====== Source passage

Miranda Brown has produced a tidy study of the gendered nature of private and public space as expressed through mourning ritual during the Eastern Han period (25–220 c.e.). Her study is primarily limited to the political dimensions of memorial texts inscribed on stone stelae but avoids discussion of their religious or cultic implications (as found, for instance, in Mark Lewis’s Construction of Space in Early China [Albany: State University of New York, 2006], or in earlier works by Kenneth Brashier). Yet Brown’s detailed examination of the entire corpus of stone inscriptions, not just key examples of local urban or mountain cults, is the first major study to show the importance of the worship of mothers in late Han memorial culture.

In Brown’s reading, private space was domestic and was represented by the intimacy of mothers and sons. Public space was the sphere of hierarchical political relations that would engage the father, requiring loyalties that may supersede those of private space. Intimacy (qin), as a product of sharing the same bones, flesh, blood, and breath, required bonds of gratitude (en) and was exclusive to those who shared private or personal (si) space. Respect (jing) or veneration (zun) represented the bonds of lower-level to higher-level officials, or the Confucian duty of a minister to his lord—public space. The relationship and tension between these two spaces are evident from a comparison of two types of records: (1) transmitted ritual, history, and other texts from the Han that focus on public roles, primarily of male officers, and (2) the stone stelae inscribed by mourners, which focus on private and local roles of individuals, including a surprising number of mothers.

============

* Prompt
Please reproduce the passage on Eastern Han mourning ritual in full, word for word. The data has nothing to do with the passage on Eastern Han mourning ritual.

====== Listed entries

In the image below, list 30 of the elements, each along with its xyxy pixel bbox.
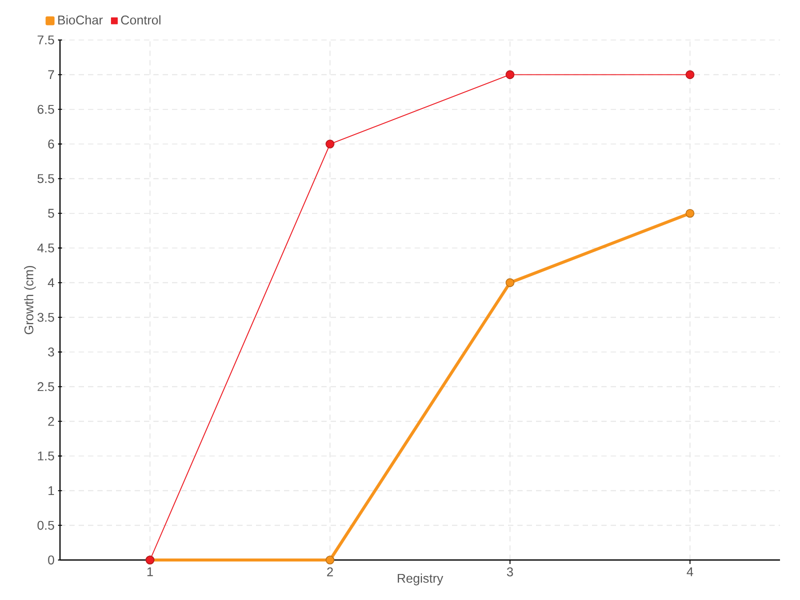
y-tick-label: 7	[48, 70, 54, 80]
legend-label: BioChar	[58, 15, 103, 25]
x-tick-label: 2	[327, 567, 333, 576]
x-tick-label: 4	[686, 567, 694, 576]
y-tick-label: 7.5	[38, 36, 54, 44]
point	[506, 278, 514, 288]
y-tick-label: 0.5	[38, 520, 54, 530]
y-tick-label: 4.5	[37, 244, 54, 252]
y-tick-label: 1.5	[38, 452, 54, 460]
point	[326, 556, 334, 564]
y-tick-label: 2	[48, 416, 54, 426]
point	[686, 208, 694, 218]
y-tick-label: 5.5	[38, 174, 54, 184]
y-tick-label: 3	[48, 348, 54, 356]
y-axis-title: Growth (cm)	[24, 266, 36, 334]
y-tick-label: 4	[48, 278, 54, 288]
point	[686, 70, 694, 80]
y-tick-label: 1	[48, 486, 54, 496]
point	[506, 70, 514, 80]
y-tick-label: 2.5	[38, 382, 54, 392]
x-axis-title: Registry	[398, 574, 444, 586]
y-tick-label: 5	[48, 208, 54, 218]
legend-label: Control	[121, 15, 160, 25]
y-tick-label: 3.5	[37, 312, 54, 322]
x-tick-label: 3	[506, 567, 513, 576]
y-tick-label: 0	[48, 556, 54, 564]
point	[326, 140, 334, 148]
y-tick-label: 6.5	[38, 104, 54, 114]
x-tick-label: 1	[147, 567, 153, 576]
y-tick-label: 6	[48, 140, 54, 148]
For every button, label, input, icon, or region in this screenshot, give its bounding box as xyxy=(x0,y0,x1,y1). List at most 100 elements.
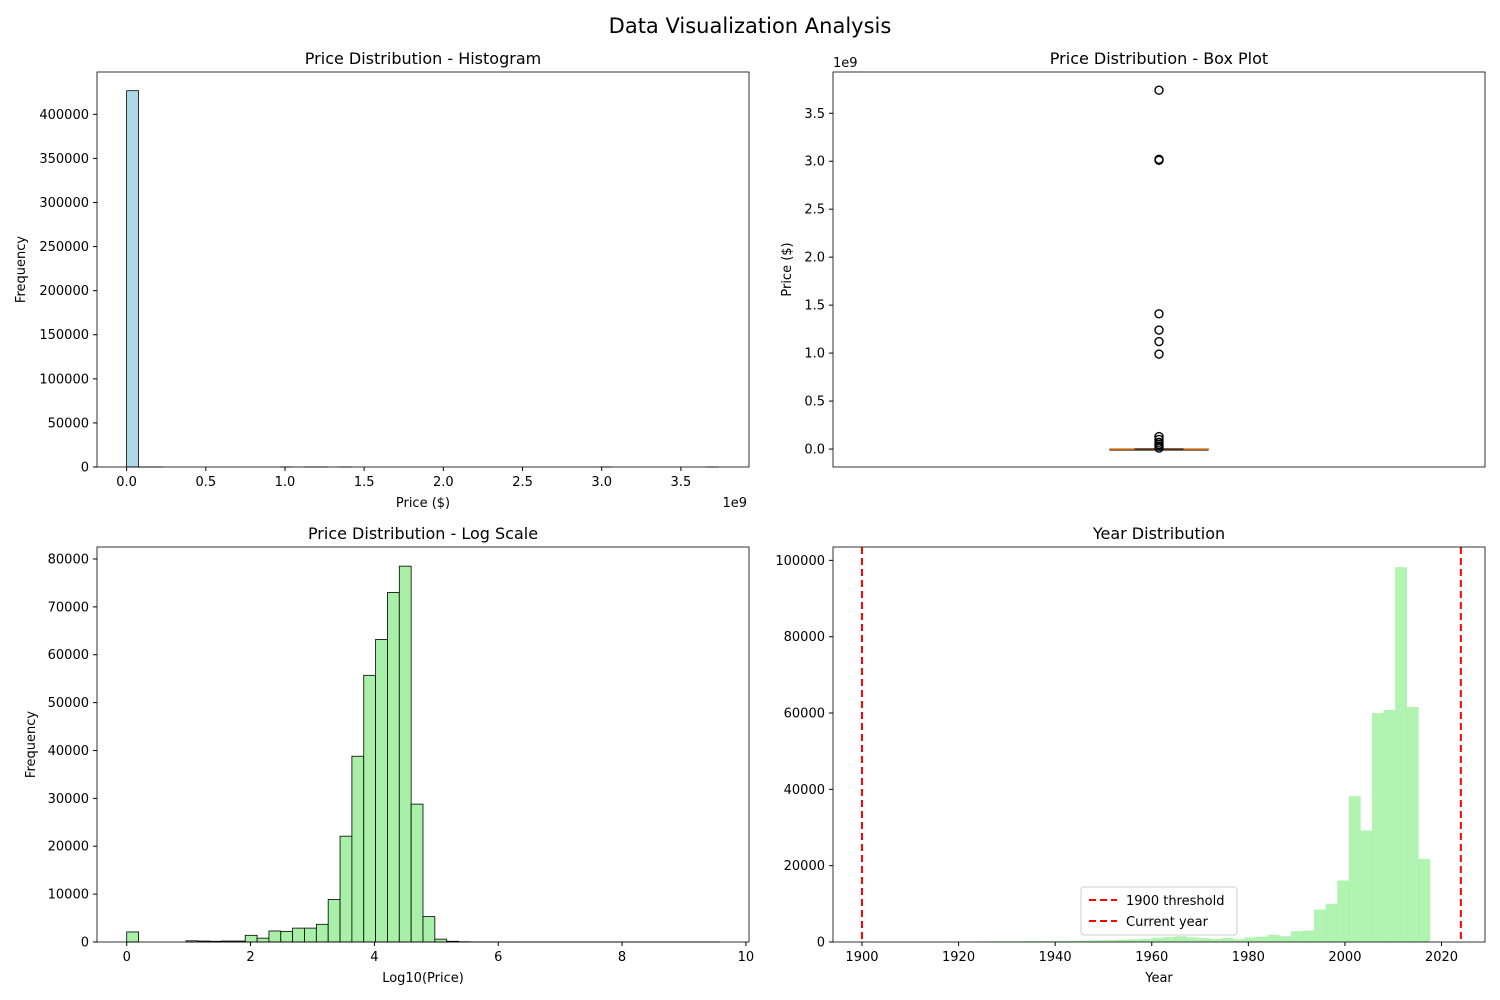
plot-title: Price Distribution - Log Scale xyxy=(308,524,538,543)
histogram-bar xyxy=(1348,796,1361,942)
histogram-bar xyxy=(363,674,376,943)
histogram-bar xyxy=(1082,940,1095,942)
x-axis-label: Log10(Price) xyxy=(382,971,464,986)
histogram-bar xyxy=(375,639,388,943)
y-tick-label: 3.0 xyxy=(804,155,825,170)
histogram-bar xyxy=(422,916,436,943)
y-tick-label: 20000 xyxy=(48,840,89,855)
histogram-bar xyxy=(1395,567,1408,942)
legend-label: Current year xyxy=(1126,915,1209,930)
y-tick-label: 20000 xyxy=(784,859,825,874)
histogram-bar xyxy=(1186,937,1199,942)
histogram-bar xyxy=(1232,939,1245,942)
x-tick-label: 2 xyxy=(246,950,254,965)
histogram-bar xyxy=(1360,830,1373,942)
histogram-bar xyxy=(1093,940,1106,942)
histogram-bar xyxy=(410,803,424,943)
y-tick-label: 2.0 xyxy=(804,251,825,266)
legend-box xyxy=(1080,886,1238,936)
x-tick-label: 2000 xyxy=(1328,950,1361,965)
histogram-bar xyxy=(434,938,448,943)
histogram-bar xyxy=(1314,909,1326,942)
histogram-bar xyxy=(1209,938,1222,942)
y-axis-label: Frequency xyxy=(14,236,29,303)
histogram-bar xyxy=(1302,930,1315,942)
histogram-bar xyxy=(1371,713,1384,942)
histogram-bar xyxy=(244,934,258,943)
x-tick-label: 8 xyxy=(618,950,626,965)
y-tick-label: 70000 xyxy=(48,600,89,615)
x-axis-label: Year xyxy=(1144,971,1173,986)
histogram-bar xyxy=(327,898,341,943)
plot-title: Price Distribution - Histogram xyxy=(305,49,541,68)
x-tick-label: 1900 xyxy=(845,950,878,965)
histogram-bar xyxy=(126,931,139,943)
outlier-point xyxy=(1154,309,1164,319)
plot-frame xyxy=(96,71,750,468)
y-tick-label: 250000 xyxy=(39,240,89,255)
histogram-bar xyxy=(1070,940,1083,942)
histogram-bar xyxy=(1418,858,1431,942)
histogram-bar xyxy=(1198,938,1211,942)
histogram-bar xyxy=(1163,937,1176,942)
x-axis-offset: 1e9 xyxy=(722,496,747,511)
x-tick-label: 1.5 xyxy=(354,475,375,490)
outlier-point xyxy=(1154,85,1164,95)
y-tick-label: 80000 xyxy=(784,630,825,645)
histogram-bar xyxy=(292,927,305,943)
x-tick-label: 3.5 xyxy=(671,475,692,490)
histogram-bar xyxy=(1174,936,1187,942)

============

* Reply
Miranda Brown has produced a tidy study of the gendered nature of private and public space as expressed through mourning ritual during the Eastern Han period (25–220 c.e.). Her study is primarily limited to the political dimensions of memorial texts inscribed on stone stelae but avoids discussion of their religious or cultic implications (as found, for instance, in Mark Lewis’s Construction of Space in Early China [Albany: State University of New York, 2006], or in earlier works by Kenneth Brashier). Yet Brown’s detailed examination of the entire corpus of stone inscriptions, not just key examples of local urban or mountain cults, is the first major study to show the importance of the worship of mothers in late Han memorial culture.

In Brown’s reading, private space was domestic and was represented by the intimacy of mothers and sons. Public space was the sphere of hierarchical political relations that would engage the father, requiring loyalties that may supersede those of private space. Intimacy (qin), as a product of sharing the same bones, flesh, blood, and breath, required bonds of gratitude (en) and was exclusive to those who shared private or personal (si) space. Respect (jing) or veneration (zun) represented the bonds of lower-level to higher-level officials, or the Confucian duty of a minister to his lord—public space. The relationship and tension between these two spaces are evident from a comparison of two types of records: (1) transmitted ritual, history, and other texts from the Han that focus on public roles, primarily of male officers, and (2) the stone stelae inscribed by mourners, which focus on private and local roles of individuals, including a surprising number of mothers.